## WHAT YOU HAVE TO DO
Set every line down exactly, from the one that has "What data populates" through the final one, and keep the pictures out.

- - -

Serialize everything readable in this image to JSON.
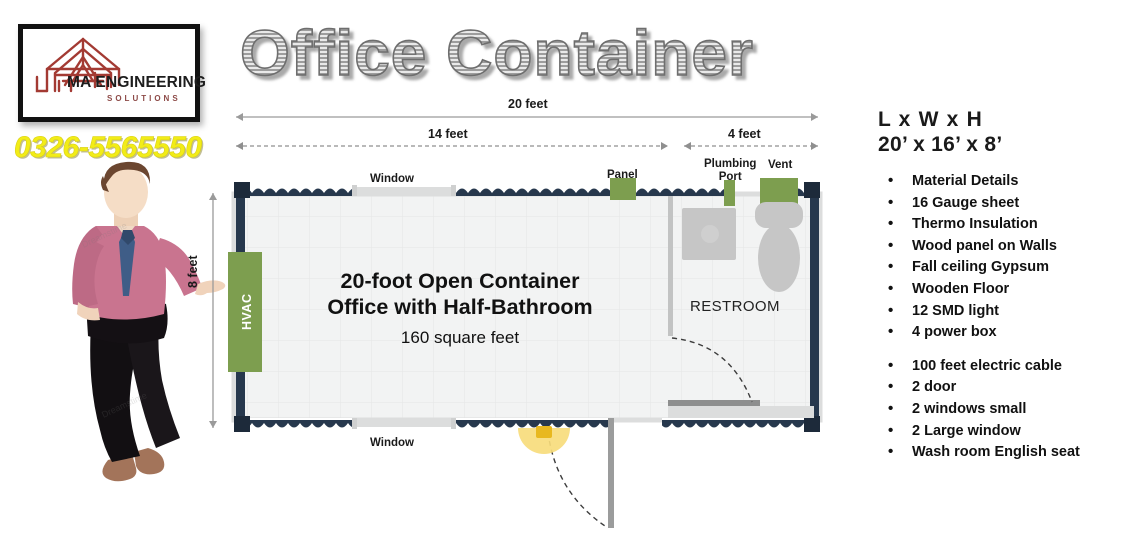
{
  "brand": {
    "logo_name": "MA ENGINEERING",
    "logo_sub": "SOLUTIONS",
    "logo_icon": "roof-truss-icon",
    "phone": "0326-5565550",
    "phone_color": "#f2ec17"
  },
  "header": {
    "title": "Office Container"
  },
  "plan": {
    "dimensions": {
      "overall_top": "20 feet",
      "office_span": "14 feet",
      "restroom_span": "4 feet",
      "height_left": "8 feet"
    },
    "labels": {
      "window_top": "Window",
      "window_bottom": "Window",
      "panel": "Panel",
      "plumbing_port": "Plumbing\nPort",
      "plumbing_port_line1": "Plumbing",
      "plumbing_port_line2": "Port",
      "vent": "Vent",
      "hvac": "HVAC",
      "restroom": "RESTROOM"
    },
    "room": {
      "title_line1": "20-foot Open Container",
      "title_line2": "Office with Half-Bathroom",
      "area": "160 square feet"
    },
    "colors": {
      "wall": "#27384d",
      "green_marker": "#7d9e4f",
      "floor": "#f2f3f3",
      "grid": "#e2e4e5",
      "window": "#dcdddd",
      "fixture": "#c6c6c6",
      "light": "#f5d76e"
    }
  },
  "spec": {
    "dim_header": "L  x  W x H",
    "dim_value": "20’ x 16’ x 8’",
    "items": [
      {
        "label": "Material Details",
        "gap": false
      },
      {
        "label": "16 Gauge sheet",
        "gap": false
      },
      {
        "label": "Thermo Insulation",
        "gap": false
      },
      {
        "label": "Wood panel on Walls",
        "gap": false
      },
      {
        "label": "Fall ceiling Gypsum",
        "gap": false
      },
      {
        "label": "Wooden Floor",
        "gap": false
      },
      {
        "label": "12 SMD light",
        "gap": false
      },
      {
        "label": "4 power box",
        "gap": false
      },
      {
        "label": "100 feet electric cable",
        "gap": true
      },
      {
        "label": "2 door",
        "gap": false
      },
      {
        "label": "2 windows small",
        "gap": false
      },
      {
        "label": "2 Large window",
        "gap": false
      },
      {
        "label": "Wash room English seat",
        "gap": false
      }
    ],
    "bullet": "•"
  }
}
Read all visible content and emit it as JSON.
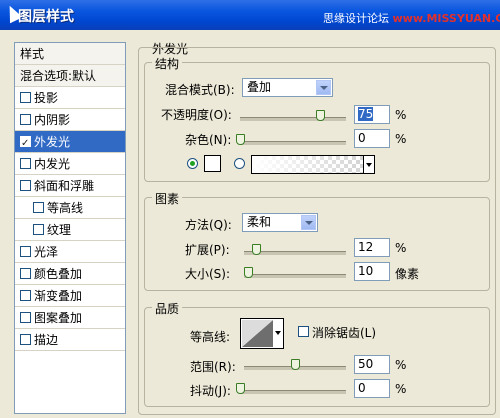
{
  "window": {
    "title": "图层样式",
    "watermark_cn": "思缘设计论坛",
    "watermark_url": "www.MISSYUAN.COM"
  },
  "sidebar": {
    "header": "样式",
    "blend_options": "混合选项:默认",
    "items": [
      {
        "label": "投影",
        "checked": false
      },
      {
        "label": "内阴影",
        "checked": false
      },
      {
        "label": "外发光",
        "checked": true,
        "selected": true
      },
      {
        "label": "内发光",
        "checked": false
      },
      {
        "label": "斜面和浮雕",
        "checked": false
      },
      {
        "label": "等高线",
        "checked": false
      },
      {
        "label": "纹理",
        "checked": false
      },
      {
        "label": "光泽",
        "checked": false
      },
      {
        "label": "颜色叠加",
        "checked": false
      },
      {
        "label": "渐变叠加",
        "checked": false
      },
      {
        "label": "图案叠加",
        "checked": false
      },
      {
        "label": "描边",
        "checked": false
      }
    ]
  },
  "panel": {
    "title": "外发光",
    "structure": {
      "title": "结构",
      "blend_mode_label": "混合模式(B):",
      "blend_mode_value": "叠加",
      "opacity_label": "不透明度(O):",
      "opacity_value": "75",
      "opacity_unit": "%",
      "opacity_level": 0.75,
      "noise_label": "杂色(N):",
      "noise_value": "0",
      "noise_unit": "%",
      "noise_level": 0
    },
    "elements": {
      "title": "图素",
      "method_label": "方法(Q):",
      "method_value": "柔和",
      "spread_label": "扩展(P):",
      "spread_value": "12",
      "spread_unit": "%",
      "spread_level": 0.12,
      "size_label": "大小(S):",
      "size_value": "10",
      "size_unit": "像素",
      "size_level": 0.04
    },
    "quality": {
      "title": "品质",
      "contour_label": "等高线:",
      "antialias_label": "消除锯齿(L)",
      "range_label": "范围(R):",
      "range_value": "50",
      "range_unit": "%",
      "range_level": 0.5,
      "jitter_label": "抖动(J):",
      "jitter_value": "0",
      "jitter_unit": "%",
      "jitter_level": 0
    }
  },
  "colors": {
    "titlebar": "#0a57e0",
    "selection": "#316ac5",
    "dialog_bg": "#ece9d8"
  }
}
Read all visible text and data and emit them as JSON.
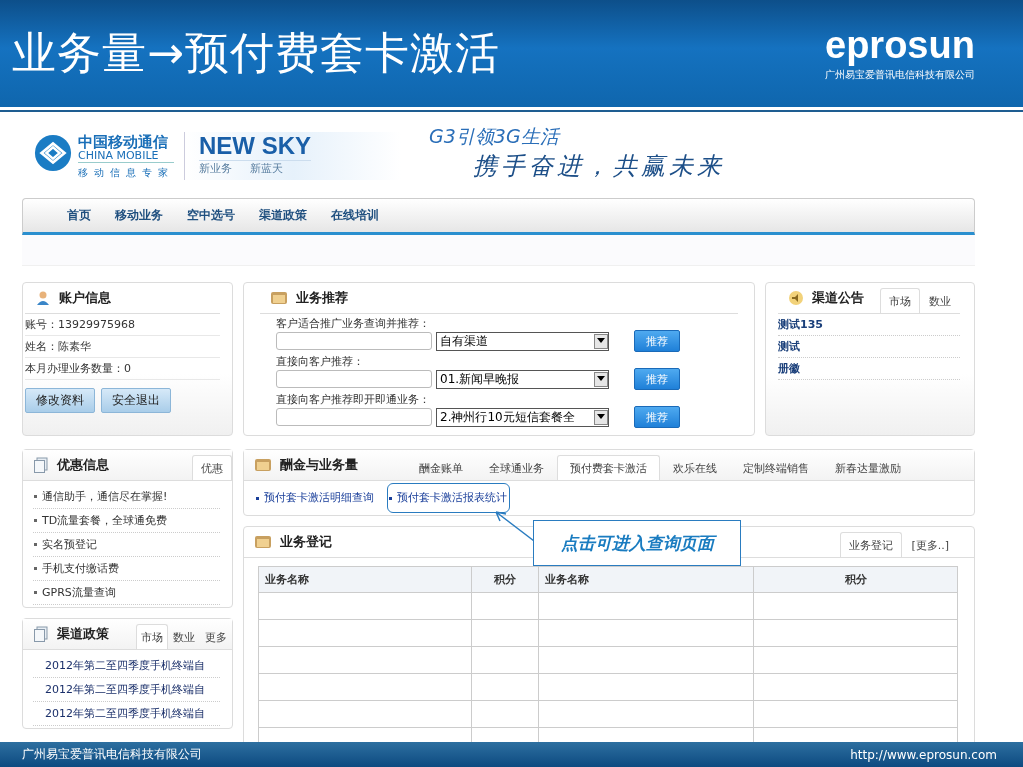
{
  "slide": {
    "title": "业务量→预付费套卡激活",
    "logo": "eprosun",
    "logo_subtitle": "广州易宝爱普讯电信科技有限公司",
    "footer_company": "广州易宝爱普讯电信科技有限公司",
    "footer_url": "http://www.eprosun.com"
  },
  "site_header": {
    "brand_cn": "中国移动通信",
    "brand_en": "CHINA MOBILE",
    "brand_tagline": "移动信息专家",
    "product": "NEW SKY",
    "product_taglines": [
      "新业务",
      "新蓝天"
    ],
    "slogan_1": "G3引领3G生活",
    "slogan_2": "携手奋进，共赢未来"
  },
  "nav": [
    {
      "label": "首页"
    },
    {
      "label": "移动业务"
    },
    {
      "label": "空中选号"
    },
    {
      "label": "渠道政策"
    },
    {
      "label": "在线培训"
    }
  ],
  "account": {
    "title": "账户信息",
    "lines": [
      "账号：13929975968",
      "姓名：陈素华",
      "本月办理业务数量：0"
    ],
    "buttons": [
      "修改资料",
      "安全退出"
    ]
  },
  "recommend": {
    "title": "业务推荐",
    "rows": [
      {
        "label": "客户适合推广业务查询并推荐：",
        "option": "自有渠道",
        "button": "推荐"
      },
      {
        "label": "直接向客户推荐：",
        "option": "01.新闻早晚报",
        "button": "推荐"
      },
      {
        "label": "直接向客户推荐即开即通业务：",
        "option": "2.神州行10元短信套餐全",
        "button": "推荐"
      }
    ]
  },
  "notices": {
    "title": "渠道公告",
    "tabs": [
      {
        "label": "市场",
        "selected": true
      },
      {
        "label": "数业",
        "selected": false
      }
    ],
    "items": [
      "测试135",
      "测试",
      "册徽"
    ]
  },
  "promos": {
    "title": "优惠信息",
    "tabs": [
      {
        "label": "优惠",
        "selected": true
      }
    ],
    "items": [
      "通信助手，通信尽在掌握!",
      "TD流量套餐，全球通免费",
      "实名预登记",
      "手机支付缴话费",
      "GPRS流量查询"
    ]
  },
  "policy": {
    "title": "渠道政策",
    "tabs": [
      {
        "label": "市场",
        "selected": true
      },
      {
        "label": "数业",
        "selected": false
      },
      {
        "label": "更多",
        "selected": false
      }
    ],
    "items": [
      "2012年第二至四季度手机终端自",
      "2012年第二至四季度手机终端自",
      "2012年第二至四季度手机终端自"
    ]
  },
  "commission": {
    "title": "酬金与业务量",
    "tabs": [
      {
        "label": "酬金账单",
        "selected": false
      },
      {
        "label": "全球通业务",
        "selected": false
      },
      {
        "label": "预付费套卡激活",
        "selected": true
      },
      {
        "label": "欢乐在线",
        "selected": false
      },
      {
        "label": "定制终端销售",
        "selected": false
      },
      {
        "label": "新春达量激励",
        "selected": false
      }
    ],
    "links": [
      {
        "label": "预付套卡激活明细查询",
        "highlighted": false
      },
      {
        "label": "预付套卡激活报表统计",
        "highlighted": true
      }
    ]
  },
  "registration": {
    "title": "业务登记",
    "tabs": [
      {
        "label": "业务登记",
        "selected": true
      },
      {
        "label": "[更多..]",
        "selected": false
      }
    ],
    "table": {
      "columns": [
        "业务名称",
        "积分",
        "业务名称",
        "积分"
      ]
    }
  },
  "callout": {
    "text": "点击可进入查询页面"
  }
}
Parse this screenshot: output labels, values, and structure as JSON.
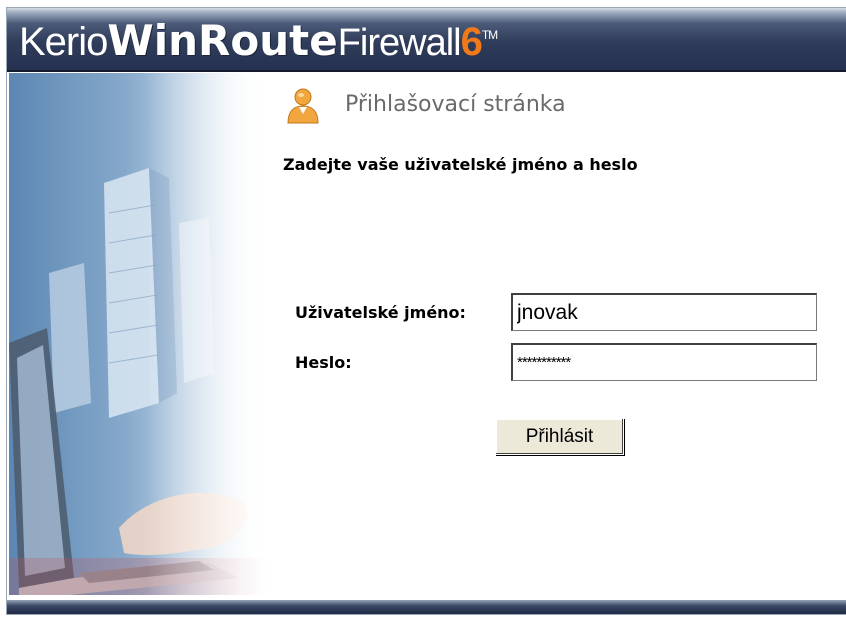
{
  "header": {
    "logo_kerio": "Kerio",
    "logo_winroute": "WinRoute",
    "logo_firewall": "Firewall",
    "logo_version": "6",
    "logo_tm": "TM"
  },
  "login": {
    "title": "Přihlašovací stránka",
    "subtitle": "Zadejte vaše uživatelské jméno a heslo",
    "username_label": "Uživatelské jméno:",
    "username_value": "jnovak",
    "password_label": "Heslo:",
    "password_value": "***********",
    "submit_label": "Přihlásit"
  },
  "colors": {
    "header_bg": "#2f3c5a",
    "version_accent": "#f07a1a",
    "button_bg": "#ece9d8"
  },
  "icons": {
    "user": "user-icon"
  }
}
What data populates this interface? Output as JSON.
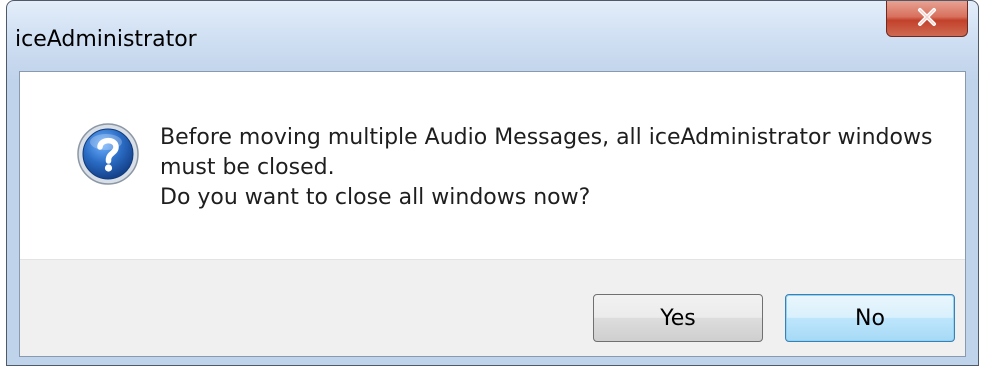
{
  "window": {
    "title": "iceAdministrator"
  },
  "message": {
    "icon": "question-icon",
    "lines": [
      "Before moving multiple Audio Messages, all iceAdministrator windows",
      "must be closed.",
      "Do you want to close all windows now?"
    ]
  },
  "buttons": {
    "yes_label": "Yes",
    "no_label": "No"
  },
  "colors": {
    "close_button": "#c7473a",
    "icon_blue": "#1f5fae",
    "default_button_border": "#3c7fb1"
  }
}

- - -

## RESULT OF THIS EXERCISE
What data populates this interface? Output as JSON.
{
  "window": {
    "title": "iceAdministrator"
  },
  "message": {
    "icon": "question-icon",
    "lines": [
      "Before moving multiple Audio Messages, all iceAdministrator windows",
      "must be closed.",
      "Do you want to close all windows now?"
    ]
  },
  "buttons": {
    "yes_label": "Yes",
    "no_label": "No"
  },
  "colors": {
    "close_button": "#c7473a",
    "icon_blue": "#1f5fae",
    "default_button_border": "#3c7fb1"
  }
}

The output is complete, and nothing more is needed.